- _Set problem_: Copy every line from the data below in which the string "JSON" can be found.

[Dataset listings of figures]
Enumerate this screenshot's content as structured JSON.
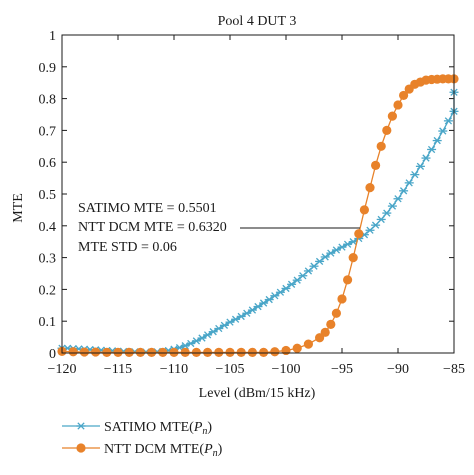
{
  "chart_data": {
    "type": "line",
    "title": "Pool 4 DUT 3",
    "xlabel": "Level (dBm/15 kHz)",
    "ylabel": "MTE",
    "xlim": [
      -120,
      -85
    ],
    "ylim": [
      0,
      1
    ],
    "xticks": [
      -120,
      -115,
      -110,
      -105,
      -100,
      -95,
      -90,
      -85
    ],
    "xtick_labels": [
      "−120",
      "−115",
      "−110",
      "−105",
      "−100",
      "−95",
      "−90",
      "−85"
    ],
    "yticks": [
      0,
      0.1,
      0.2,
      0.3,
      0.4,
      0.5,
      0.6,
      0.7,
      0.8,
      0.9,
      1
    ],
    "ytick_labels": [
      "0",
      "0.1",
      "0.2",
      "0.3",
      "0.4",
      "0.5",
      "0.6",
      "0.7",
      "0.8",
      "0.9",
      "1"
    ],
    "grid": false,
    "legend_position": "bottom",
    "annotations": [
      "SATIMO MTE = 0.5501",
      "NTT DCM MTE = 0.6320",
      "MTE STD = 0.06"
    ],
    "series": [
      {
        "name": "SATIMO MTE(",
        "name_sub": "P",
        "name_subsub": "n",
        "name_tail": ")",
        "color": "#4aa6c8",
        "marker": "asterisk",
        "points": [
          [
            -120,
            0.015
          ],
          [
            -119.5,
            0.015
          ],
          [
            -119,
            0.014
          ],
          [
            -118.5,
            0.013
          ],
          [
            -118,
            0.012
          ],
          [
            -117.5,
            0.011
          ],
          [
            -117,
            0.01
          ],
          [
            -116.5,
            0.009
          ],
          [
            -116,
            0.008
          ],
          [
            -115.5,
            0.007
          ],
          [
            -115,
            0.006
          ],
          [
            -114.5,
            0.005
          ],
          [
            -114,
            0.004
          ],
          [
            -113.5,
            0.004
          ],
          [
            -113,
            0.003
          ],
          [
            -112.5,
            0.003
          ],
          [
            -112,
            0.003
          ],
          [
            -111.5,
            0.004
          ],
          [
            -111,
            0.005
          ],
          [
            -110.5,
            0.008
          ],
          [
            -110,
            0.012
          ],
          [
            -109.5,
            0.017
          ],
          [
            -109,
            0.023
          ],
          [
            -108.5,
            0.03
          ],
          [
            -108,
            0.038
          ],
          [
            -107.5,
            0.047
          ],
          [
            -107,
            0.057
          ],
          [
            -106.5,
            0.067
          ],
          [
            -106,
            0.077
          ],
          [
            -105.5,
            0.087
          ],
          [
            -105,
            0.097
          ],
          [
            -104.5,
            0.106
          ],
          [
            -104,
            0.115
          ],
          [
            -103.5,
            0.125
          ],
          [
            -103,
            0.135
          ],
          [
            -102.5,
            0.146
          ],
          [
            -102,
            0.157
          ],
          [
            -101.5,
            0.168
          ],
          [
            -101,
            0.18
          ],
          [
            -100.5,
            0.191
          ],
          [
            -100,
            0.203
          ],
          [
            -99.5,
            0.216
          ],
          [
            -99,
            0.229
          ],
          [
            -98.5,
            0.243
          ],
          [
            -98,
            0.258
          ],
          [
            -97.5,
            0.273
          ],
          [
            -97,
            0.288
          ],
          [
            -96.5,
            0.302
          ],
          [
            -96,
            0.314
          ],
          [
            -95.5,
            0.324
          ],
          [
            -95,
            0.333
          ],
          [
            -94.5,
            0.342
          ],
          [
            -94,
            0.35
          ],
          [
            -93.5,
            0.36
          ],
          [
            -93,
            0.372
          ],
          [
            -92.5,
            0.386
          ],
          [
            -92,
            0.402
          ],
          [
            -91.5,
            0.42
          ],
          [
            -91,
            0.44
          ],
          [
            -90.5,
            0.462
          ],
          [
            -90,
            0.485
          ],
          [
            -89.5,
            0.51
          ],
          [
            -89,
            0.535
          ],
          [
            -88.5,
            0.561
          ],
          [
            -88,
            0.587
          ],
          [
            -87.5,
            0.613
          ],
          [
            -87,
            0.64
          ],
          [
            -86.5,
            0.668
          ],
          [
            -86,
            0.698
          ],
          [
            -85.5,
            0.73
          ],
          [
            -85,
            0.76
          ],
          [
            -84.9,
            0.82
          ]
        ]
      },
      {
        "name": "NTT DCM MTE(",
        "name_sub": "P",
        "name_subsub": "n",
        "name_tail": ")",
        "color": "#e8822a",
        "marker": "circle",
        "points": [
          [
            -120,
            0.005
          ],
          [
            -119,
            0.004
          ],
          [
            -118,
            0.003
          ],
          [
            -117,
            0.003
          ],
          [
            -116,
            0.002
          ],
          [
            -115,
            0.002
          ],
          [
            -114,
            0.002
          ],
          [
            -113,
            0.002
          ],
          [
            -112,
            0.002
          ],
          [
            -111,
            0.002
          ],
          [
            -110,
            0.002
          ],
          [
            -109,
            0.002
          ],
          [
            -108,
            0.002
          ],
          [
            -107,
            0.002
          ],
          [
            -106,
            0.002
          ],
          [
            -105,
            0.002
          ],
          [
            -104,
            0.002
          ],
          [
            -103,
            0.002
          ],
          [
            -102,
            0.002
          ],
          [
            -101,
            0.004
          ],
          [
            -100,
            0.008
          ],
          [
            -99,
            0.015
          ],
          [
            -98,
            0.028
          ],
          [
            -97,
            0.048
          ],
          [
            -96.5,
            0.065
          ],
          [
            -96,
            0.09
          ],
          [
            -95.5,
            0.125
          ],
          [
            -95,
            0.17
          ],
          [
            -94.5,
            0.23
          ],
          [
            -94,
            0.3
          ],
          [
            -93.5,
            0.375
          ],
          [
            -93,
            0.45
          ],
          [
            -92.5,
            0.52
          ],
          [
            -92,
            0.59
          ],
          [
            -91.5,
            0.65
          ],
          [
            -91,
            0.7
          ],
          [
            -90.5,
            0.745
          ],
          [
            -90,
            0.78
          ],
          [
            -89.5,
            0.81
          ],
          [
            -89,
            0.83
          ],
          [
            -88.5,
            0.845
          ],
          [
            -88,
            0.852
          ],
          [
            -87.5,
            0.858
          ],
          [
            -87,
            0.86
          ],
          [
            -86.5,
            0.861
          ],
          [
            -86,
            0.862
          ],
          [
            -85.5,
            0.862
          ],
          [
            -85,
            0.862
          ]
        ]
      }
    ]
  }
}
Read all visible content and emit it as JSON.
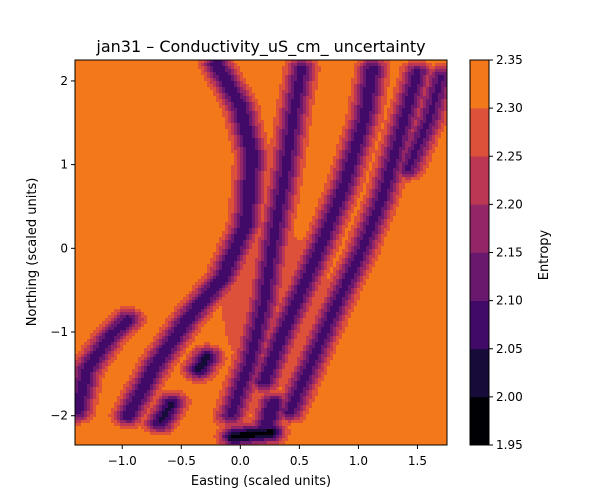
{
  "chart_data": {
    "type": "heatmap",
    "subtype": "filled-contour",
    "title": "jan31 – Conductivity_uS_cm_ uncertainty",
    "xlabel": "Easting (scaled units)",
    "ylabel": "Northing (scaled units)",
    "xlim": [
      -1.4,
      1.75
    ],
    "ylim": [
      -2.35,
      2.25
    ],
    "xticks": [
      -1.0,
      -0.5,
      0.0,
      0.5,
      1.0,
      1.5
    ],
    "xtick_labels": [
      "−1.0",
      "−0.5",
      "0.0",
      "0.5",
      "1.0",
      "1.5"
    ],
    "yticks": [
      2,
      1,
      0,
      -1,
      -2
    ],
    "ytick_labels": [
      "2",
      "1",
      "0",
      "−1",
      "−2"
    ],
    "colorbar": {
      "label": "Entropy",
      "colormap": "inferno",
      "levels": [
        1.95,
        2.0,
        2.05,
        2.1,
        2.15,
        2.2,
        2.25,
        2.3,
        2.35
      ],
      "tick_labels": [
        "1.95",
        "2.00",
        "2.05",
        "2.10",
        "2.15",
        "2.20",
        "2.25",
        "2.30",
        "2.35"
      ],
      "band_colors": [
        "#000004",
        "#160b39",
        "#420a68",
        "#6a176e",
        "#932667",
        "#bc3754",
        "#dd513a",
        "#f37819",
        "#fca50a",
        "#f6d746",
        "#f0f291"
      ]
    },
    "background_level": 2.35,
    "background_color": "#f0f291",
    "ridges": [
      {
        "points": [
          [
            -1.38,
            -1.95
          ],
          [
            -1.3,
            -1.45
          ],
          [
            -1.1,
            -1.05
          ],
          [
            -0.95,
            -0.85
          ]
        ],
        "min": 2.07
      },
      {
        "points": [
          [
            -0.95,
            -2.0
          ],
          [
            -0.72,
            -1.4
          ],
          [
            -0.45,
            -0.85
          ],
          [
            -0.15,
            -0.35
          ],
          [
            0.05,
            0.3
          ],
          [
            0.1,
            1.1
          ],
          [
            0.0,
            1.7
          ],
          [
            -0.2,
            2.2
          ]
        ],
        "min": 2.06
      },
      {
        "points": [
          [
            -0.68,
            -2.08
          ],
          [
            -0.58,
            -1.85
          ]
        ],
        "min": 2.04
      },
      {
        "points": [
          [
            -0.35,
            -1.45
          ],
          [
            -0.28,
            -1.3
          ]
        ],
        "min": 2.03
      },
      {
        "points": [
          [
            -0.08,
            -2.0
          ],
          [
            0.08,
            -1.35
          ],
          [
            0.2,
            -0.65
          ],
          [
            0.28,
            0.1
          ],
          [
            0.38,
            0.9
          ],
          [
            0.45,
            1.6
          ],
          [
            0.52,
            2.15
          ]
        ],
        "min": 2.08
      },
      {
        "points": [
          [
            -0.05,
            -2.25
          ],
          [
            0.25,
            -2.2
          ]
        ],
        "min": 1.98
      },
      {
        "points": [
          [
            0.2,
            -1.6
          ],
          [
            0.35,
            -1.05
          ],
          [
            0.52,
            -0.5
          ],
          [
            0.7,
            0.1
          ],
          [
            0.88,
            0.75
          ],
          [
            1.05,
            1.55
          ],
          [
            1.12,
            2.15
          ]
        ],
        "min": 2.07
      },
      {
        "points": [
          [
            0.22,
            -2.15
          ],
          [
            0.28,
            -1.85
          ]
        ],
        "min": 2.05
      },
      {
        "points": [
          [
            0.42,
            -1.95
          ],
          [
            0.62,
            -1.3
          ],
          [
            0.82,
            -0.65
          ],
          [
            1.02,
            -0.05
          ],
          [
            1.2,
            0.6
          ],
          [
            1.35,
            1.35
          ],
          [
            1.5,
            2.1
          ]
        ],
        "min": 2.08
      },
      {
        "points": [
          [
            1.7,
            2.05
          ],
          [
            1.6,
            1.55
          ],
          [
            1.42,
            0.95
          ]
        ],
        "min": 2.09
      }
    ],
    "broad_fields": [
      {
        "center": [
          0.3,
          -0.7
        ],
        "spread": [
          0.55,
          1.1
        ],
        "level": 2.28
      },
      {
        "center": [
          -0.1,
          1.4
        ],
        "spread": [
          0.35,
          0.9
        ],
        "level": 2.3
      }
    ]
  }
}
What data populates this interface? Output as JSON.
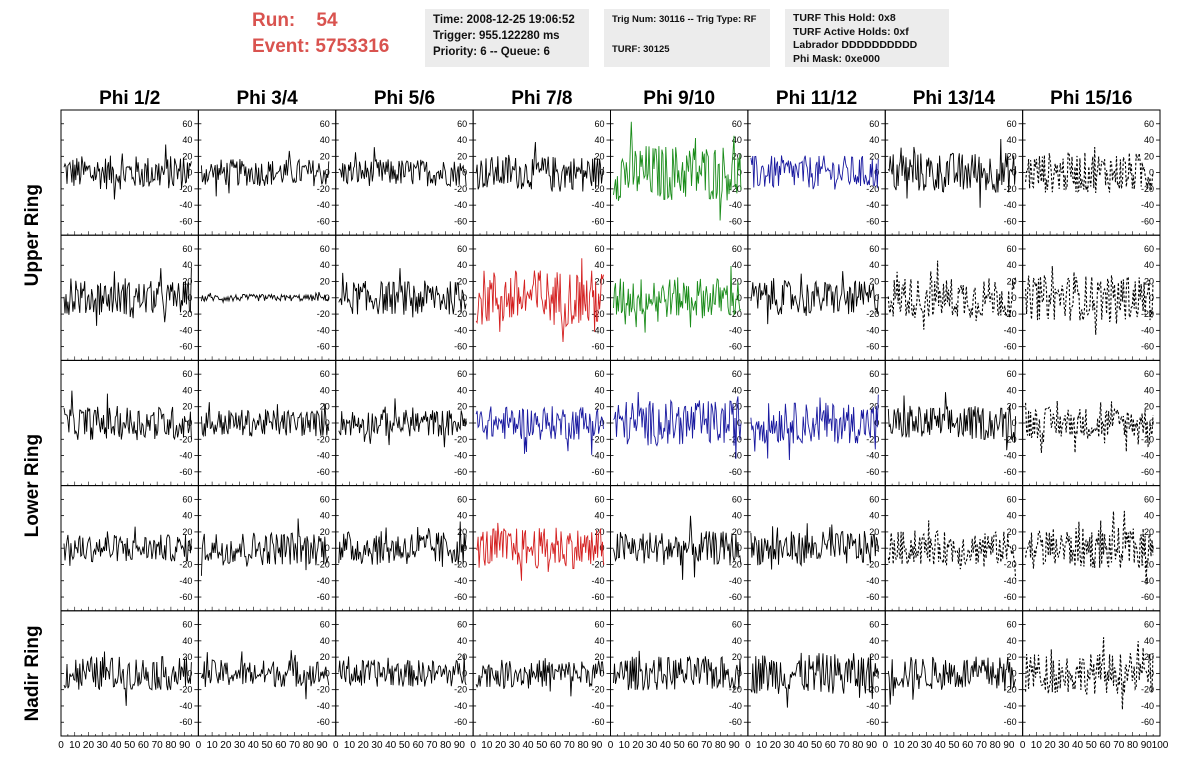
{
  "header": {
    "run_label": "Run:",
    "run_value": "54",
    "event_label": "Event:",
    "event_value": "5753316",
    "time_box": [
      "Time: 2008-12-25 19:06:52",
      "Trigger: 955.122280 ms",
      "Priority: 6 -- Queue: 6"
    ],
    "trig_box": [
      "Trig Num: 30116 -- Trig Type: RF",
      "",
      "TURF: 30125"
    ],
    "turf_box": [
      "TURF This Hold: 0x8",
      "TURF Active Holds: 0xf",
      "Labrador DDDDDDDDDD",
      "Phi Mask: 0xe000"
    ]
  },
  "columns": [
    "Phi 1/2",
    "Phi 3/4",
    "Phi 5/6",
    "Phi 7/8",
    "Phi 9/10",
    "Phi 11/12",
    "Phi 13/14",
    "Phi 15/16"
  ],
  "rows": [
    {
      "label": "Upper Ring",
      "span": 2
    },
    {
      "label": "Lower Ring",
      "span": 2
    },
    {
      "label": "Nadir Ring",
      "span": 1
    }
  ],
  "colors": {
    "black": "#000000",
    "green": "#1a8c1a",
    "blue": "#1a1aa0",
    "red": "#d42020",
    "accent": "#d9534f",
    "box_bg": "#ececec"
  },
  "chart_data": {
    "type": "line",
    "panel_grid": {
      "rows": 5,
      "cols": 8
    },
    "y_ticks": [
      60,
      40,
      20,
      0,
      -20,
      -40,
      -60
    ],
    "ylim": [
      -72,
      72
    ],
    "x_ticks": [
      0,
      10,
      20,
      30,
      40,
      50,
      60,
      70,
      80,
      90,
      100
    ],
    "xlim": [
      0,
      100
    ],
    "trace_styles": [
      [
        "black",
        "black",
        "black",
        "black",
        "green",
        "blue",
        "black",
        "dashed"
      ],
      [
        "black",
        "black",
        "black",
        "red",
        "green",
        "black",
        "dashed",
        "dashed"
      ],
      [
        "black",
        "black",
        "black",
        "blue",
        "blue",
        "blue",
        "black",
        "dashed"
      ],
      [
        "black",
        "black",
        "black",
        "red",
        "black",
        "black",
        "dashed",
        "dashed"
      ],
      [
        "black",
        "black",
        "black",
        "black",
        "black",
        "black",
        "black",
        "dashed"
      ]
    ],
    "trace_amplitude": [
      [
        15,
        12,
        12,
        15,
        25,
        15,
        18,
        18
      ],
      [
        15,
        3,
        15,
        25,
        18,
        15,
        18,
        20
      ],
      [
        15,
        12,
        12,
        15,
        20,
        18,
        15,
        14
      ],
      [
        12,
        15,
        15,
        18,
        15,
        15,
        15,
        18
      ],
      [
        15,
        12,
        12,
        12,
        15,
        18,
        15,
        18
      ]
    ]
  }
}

- _Answer in full_:
Enumerate this screenshot's content as structured JSON.
Read all visible content and emit it as JSON.
What data populates this interface? Output as JSON.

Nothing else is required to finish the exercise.